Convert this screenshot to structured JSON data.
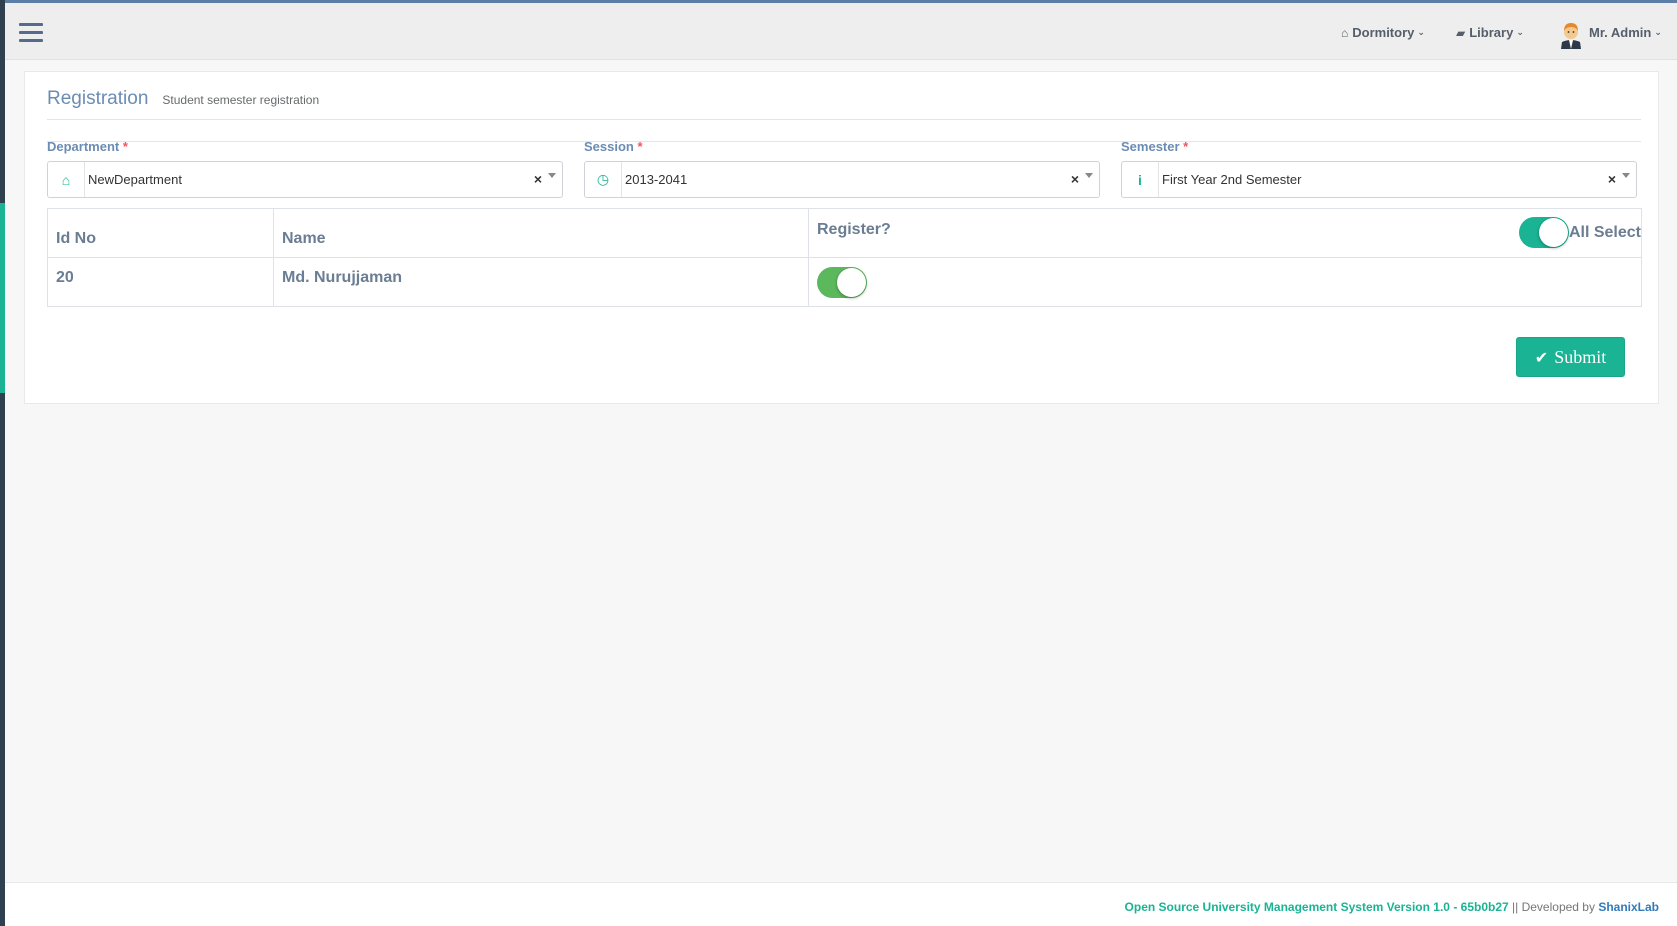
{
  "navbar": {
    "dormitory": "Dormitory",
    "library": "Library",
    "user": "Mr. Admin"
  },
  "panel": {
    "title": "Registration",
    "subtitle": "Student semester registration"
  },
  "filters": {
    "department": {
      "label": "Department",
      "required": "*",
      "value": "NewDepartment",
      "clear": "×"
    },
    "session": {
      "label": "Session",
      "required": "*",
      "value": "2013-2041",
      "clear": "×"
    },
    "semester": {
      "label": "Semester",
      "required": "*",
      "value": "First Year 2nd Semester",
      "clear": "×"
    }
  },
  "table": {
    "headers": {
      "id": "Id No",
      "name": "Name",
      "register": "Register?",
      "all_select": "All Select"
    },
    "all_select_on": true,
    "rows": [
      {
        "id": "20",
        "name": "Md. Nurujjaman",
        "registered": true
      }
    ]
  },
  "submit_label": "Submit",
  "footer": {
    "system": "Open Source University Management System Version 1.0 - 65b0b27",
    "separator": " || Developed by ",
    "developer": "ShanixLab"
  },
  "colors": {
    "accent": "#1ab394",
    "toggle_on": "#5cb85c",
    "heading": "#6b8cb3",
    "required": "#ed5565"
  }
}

# # # # # # #

Return each line exactly as written. Any picture gets left out.

Task solution →
Convert this screenshot to structured JSON data.
{
  "navbar": {
    "dormitory": "Dormitory",
    "library": "Library",
    "user": "Mr. Admin"
  },
  "panel": {
    "title": "Registration",
    "subtitle": "Student semester registration"
  },
  "filters": {
    "department": {
      "label": "Department",
      "required": "*",
      "value": "NewDepartment",
      "clear": "×"
    },
    "session": {
      "label": "Session",
      "required": "*",
      "value": "2013-2041",
      "clear": "×"
    },
    "semester": {
      "label": "Semester",
      "required": "*",
      "value": "First Year 2nd Semester",
      "clear": "×"
    }
  },
  "table": {
    "headers": {
      "id": "Id No",
      "name": "Name",
      "register": "Register?",
      "all_select": "All Select"
    },
    "all_select_on": true,
    "rows": [
      {
        "id": "20",
        "name": "Md. Nurujjaman",
        "registered": true
      }
    ]
  },
  "submit_label": "Submit",
  "footer": {
    "system": "Open Source University Management System Version 1.0 - 65b0b27",
    "separator": " || Developed by ",
    "developer": "ShanixLab"
  },
  "colors": {
    "accent": "#1ab394",
    "toggle_on": "#5cb85c",
    "heading": "#6b8cb3",
    "required": "#ed5565"
  }
}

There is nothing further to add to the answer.